#### WORK REQUIRED
Your task is to output all the records below, word for word.

#### MATERIAL TO PROCESS

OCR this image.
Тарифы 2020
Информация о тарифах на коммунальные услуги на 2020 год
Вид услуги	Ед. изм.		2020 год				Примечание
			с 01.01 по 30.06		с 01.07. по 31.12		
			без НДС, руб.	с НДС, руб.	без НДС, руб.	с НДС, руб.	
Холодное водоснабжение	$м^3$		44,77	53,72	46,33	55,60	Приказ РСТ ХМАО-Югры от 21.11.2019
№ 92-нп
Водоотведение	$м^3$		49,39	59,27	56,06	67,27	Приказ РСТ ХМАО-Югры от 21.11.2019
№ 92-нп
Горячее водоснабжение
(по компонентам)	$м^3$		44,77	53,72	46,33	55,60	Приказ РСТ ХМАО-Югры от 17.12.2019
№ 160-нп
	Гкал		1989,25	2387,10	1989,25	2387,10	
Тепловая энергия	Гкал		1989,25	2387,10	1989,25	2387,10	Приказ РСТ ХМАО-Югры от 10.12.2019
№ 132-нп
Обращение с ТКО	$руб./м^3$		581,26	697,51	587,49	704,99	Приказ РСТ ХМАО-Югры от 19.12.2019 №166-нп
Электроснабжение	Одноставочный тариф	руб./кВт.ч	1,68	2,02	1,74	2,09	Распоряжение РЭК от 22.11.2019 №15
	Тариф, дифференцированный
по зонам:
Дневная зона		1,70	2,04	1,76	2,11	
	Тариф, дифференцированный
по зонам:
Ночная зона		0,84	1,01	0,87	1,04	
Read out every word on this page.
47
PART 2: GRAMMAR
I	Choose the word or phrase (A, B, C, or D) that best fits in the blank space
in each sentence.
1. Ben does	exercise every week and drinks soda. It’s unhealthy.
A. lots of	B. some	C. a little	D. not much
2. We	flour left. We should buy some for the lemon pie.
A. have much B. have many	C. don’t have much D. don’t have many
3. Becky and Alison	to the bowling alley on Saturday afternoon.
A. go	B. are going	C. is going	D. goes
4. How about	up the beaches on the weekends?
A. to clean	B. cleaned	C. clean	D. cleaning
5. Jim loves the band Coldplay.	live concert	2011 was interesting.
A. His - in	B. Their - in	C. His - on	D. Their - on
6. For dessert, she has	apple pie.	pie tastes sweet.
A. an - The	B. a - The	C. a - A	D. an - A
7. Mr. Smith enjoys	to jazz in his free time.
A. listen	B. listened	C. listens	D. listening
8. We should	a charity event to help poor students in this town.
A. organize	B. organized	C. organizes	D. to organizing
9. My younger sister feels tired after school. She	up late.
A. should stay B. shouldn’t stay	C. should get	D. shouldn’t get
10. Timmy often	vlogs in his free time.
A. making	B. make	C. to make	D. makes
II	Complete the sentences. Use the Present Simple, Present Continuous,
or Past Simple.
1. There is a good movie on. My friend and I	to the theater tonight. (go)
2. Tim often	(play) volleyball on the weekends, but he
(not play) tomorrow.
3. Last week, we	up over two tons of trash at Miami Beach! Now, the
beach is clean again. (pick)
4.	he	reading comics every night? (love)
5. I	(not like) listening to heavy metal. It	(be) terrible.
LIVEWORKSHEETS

#### WRITTEN REPLY
OCR this image.
Тарифы 2020
Информация о тарифах на коммунальные услуги на 2020 год
Вид услуги	Ед. изм.		2020 год				Примечание
			с 01.01 по 30.06		с 01.07. по 31.12		
			без НДС, руб.	с НДС, руб.	без НДС, руб.	с НДС, руб.	
Холодное водоснабжение	$м^3$		44,77	53,72	46,33	55,60	Приказ РСТ ХМАО-Югры от 21.11.2019
№ 92-нп
Водоотведение	$м^3$		49,39	59,27	56,06	67,27	Приказ РСТ ХМАО-Югры от 21.11.2019
№ 92-нп
Горячее водоснабжение
(по компонентам)	$м^3$		44,77	53,72	46,33	55,60	Приказ РСТ ХМАО-Югры от 17.12.2019
№ 160-нп
	Гкал		1989,25	2387,10	1989,25	2387,10	
Тепловая энергия	Гкал		1989,25	2387,10	1989,25	2387,10	Приказ РСТ ХМАО-Югры от 10.12.2019
№ 132-нп
Обращение с ТКО	$руб./м^3$		581,26	697,51	587,49	704,99	Приказ РСТ ХМАО-Югры от 19.12.2019 №166-нп
Электроснабжение	Одноставочный тариф	руб./кВт.ч	1,68	2,02	1,74	2,09	Распоряжение РЭК от 22.11.2019 №15
	Тариф, дифференцированный
по зонам:
Дневная зона		1,70	2,04	1,76	2,11	
	Тариф, дифференцированный
по зонам:
Ночная зона		0,84	1,01	0,87	1,04	
Read out every word on this page.
47
PART 2: GRAMMAR
I	Choose the word or phrase (A, B, C, or D) that best fits in the blank space
in each sentence.
1. Ben does	exercise every week and drinks soda. It’s unhealthy.
A. lots of	B. some	C. a little	D. not much
2. We	flour left. We should buy some for the lemon pie.
A. have much B. have many	C. don’t have much D. don’t have many
3. Becky and Alison	to the bowling alley on Saturday afternoon.
A. go	B. are going	C. is going	D. goes
4. How about	up the beaches on the weekends?
A. to clean	B. cleaned	C. clean	D. cleaning
5. Jim loves the band Coldplay.	live concert	2011 was interesting.
A. His - in	B. Their - in	C. His - on	D. Their - on
6. For dessert, she has	apple pie.	pie tastes sweet.
A. an - The	B. a - The	C. a - A	D. an - A
7. Mr. Smith enjoys	to jazz in his free time.
A. listen	B. listened	C. listens	D. listening
8. We should	a charity event to help poor students in this town.
A. organize	B. organized	C. organizes	D. to organizing
9. My younger sister feels tired after school. She	up late.
A. should stay B. shouldn’t stay	C. should get	D. shouldn’t get
10. Timmy often	vlogs in his free time.
A. making	B. make	C. to make	D. makes
II	Complete the sentences. Use the Present Simple, Present Continuous,
or Past Simple.
1. There is a good movie on. My friend and I	to the theater tonight. (go)
2. Tim often	(play) volleyball on the weekends, but he
(not play) tomorrow.
3. Last week, we	up over two tons of trash at Miami Beach! Now, the
beach is clean again. (pick)
4.	he	reading comics every night? (love)
5. I	(not like) listening to heavy metal. It	(be) terrible.
LIVEWORKSHEETS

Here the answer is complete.